• Problem statement:
Extract from the listing each line in which the word "label" appears.

• Records provided:
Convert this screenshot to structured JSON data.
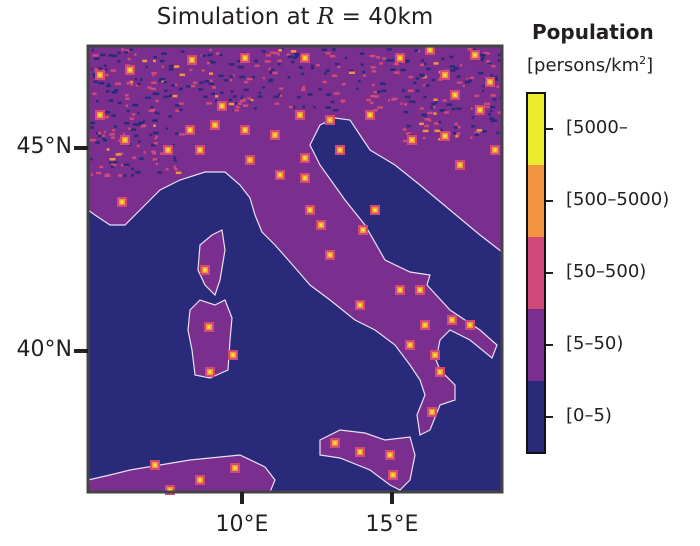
{
  "title": {
    "prefix": "Simulation at ",
    "variable": "R",
    "suffix": " = 40km"
  },
  "axes": {
    "y_ticks": [
      {
        "label": "45°N",
        "lat": 45
      },
      {
        "label": "40°N",
        "lat": 40
      }
    ],
    "x_ticks": [
      {
        "label": "10°E",
        "lon": 10
      },
      {
        "label": "15°E",
        "lon": 15
      }
    ]
  },
  "legend": {
    "title": "Population",
    "unit": "[persons/km",
    "unit_sup": "2",
    "unit_close": "]",
    "classes": [
      {
        "label": "[5000–",
        "color": "#ecec2e"
      },
      {
        "label": "[500–5000)",
        "color": "#f5943f"
      },
      {
        "label": "[50–500)",
        "color": "#cf4a78"
      },
      {
        "label": "[5–50)",
        "color": "#7a2e8e"
      },
      {
        "label": "[0–5)",
        "color": "#2a2a7a"
      }
    ]
  },
  "colors": {
    "sea": "#2a2a7a",
    "land": "#7a2e8e",
    "coastline": "#e8e0f0"
  }
}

• Result of this task:
        "label": "45°N",
        "label": "40°N",
        "label": "10°E",
        "label": "15°E",
        "label": "[5000–",
        "label": "[500–5000)",
        "label": "[50–500)",
        "label": "[5–50)",
        "label": "[0–5)",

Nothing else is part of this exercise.